• **RECORDS SHOWN**
━━━━━━

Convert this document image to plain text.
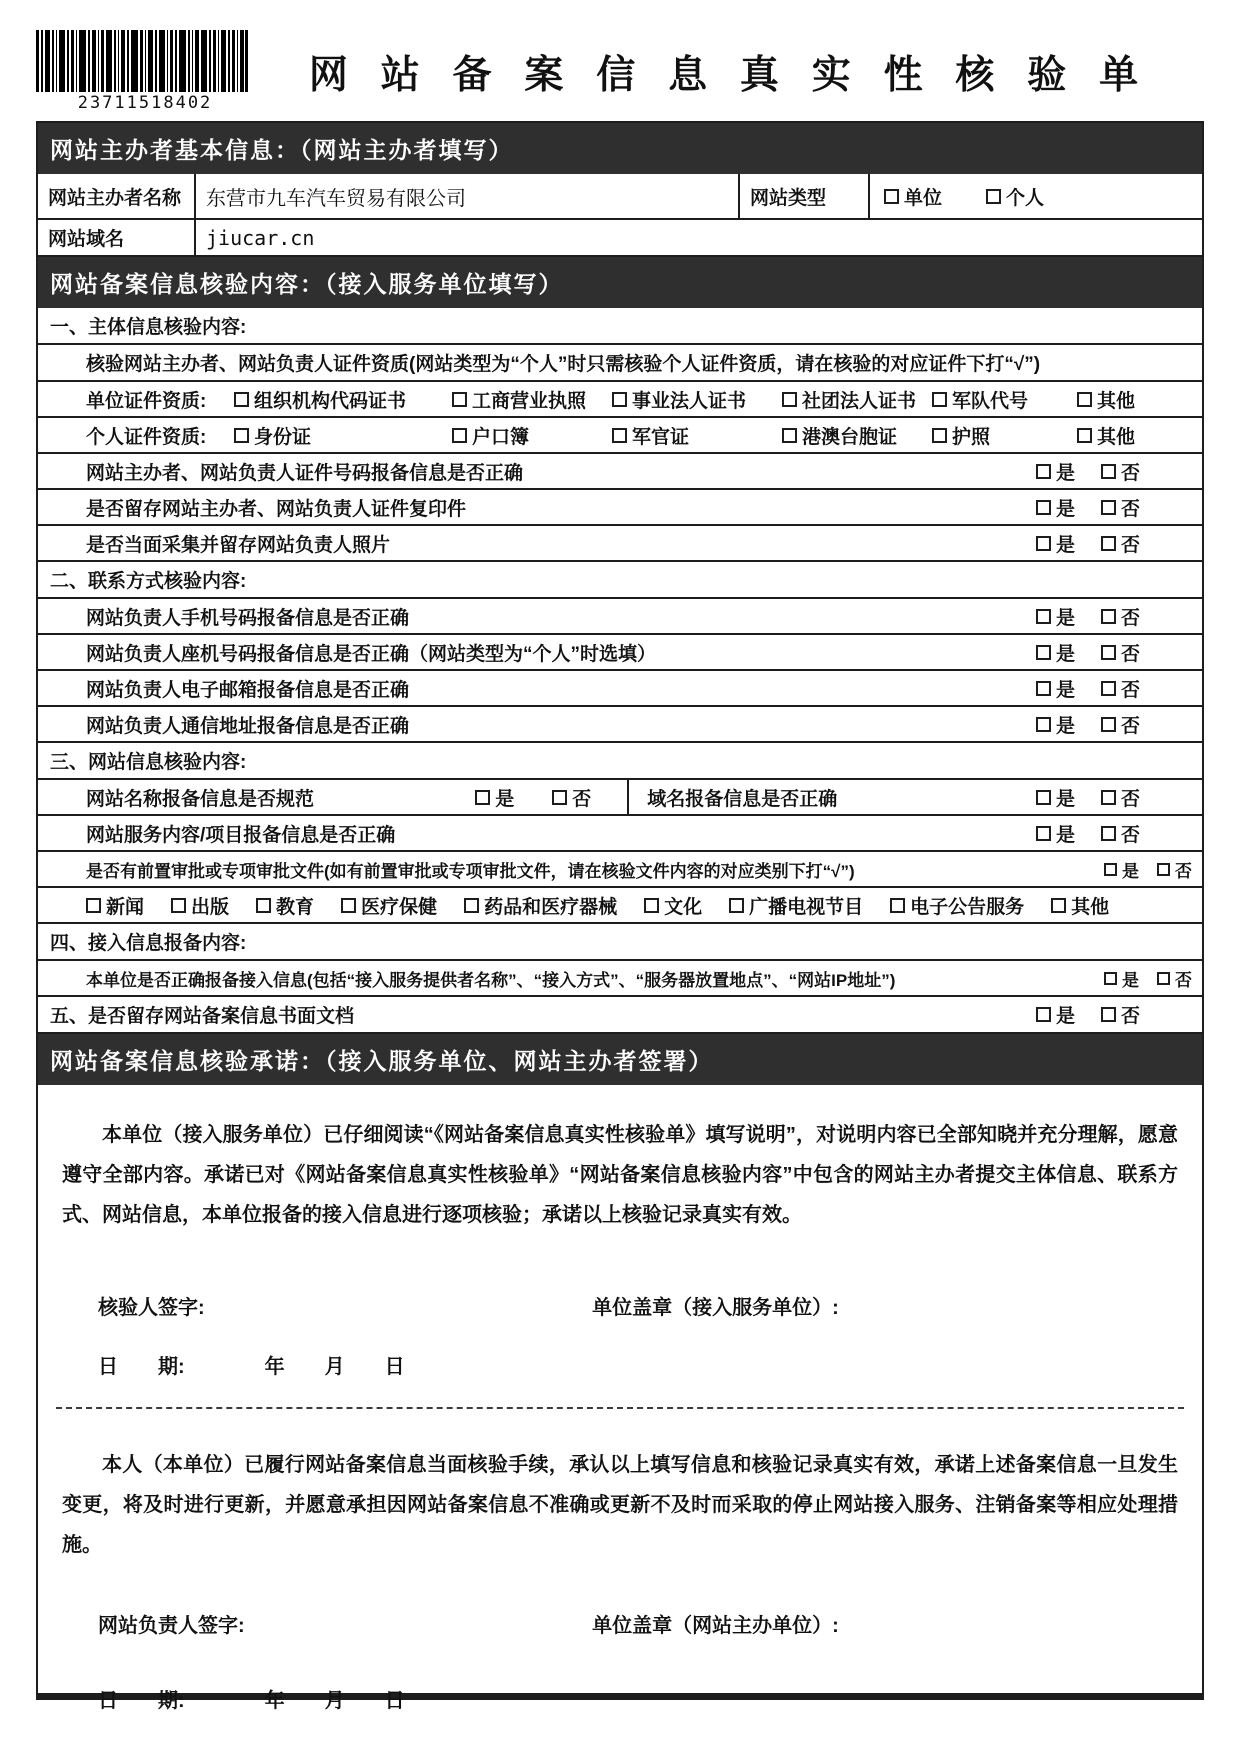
23711518402
网 站 备 案 信 息 真 实 性 核 验 单
网站主办者基本信息：（网站主办者填写）
网站主办者名称	东营市九车汽车贸易有限公司	网站类型	单位	个人
网站域名	jiucar.cn
网站备案信息核验内容：（接入服务单位填写）
一、主体信息核验内容:
核验网站主办者、网站负责人证件资质(网站类型为“个人”时只需核验个人证件资质，请在核验的对应证件下打“√”)
单位证件资质:	组织机构代码证书	工商营业执照 事业法人证书	社团法人证书 军队代号	其他
个人证件资质:	身份证	户口簿	军官证	港澳台胞证	护照	其他
网站主办者、网站负责人证件号码报备信息是否正确	是 否
是否留存网站主办者、网站负责人证件复印件	是 否
是否当面采集并留存网站负责人照片	是 否
二、联系方式核验内容:
网站负责人手机号码报备信息是否正确	是 否
网站负责人座机号码报备信息是否正确（网站类型为“个人”时选填）	是 否
网站负责人电子邮箱报备信息是否正确	是 否
网站负责人通信地址报备信息是否正确	是 否
三、网站信息核验内容:
网站名称报备信息是否规范	是	否	域名报备信息是否正确	是 否
网站服务内容/项目报备信息是否正确	是 否
是否有前置审批或专项审批文件(如有前置审批或专项审批文件，请在核验文件内容的对应类别下打“√”)	是 否
新闻 出版 教育 医疗保健 药品和医疗器械 文化 广播电视节目 电子公告服务 其他
四、接入信息报备内容:
本单位是否正确报备接入信息(包括“接入服务提供者名称”、“接入方式”、“服务器放置地点”、“网站IP地址”)	是 否
五、是否留存网站备案信息书面文档	是 否
网站备案信息核验承诺：（接入服务单位、网站主办者签署）

本单位（接入服务单位）已仔细阅读“《网站备案信息真实性核验单》填写说明”，对说明内容已全部知晓并充分理解，愿意遵守全部内容。承诺已对《网站备案信息真实性核验单》“网站备案信息核验内容”中包含的网站主办者提交主体信息、联系方式、网站信息，本单位报备的接入信息进行逐项核验；承诺以上核验记录真实有效。

核验人签字:	单位盖章（接入服务单位）:
日　　期:　　　　年　　月　　日

本人（本单位）已履行网站备案信息当面核验手续，承认以上填写信息和核验记录真实有效，承诺上述备案信息一旦发生变更，将及时进行更新，并愿意承担因网站备案信息不准确或更新不及时而采取的停止网站接入服务、注销备案等相应处理措施。

网站负责人签字:	单位盖章（网站主办单位）:
日　　期:　　　　年　　月　　日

━━━━━━

• **WRITTEN REQUEST**
Report every line in the data above in which the word "单位盖章" appears.

• **RESPONSE TO THE EXERCISE**
核验人签字:	单位盖章（接入服务单位）:
网站负责人签字:	单位盖章（网站主办单位）:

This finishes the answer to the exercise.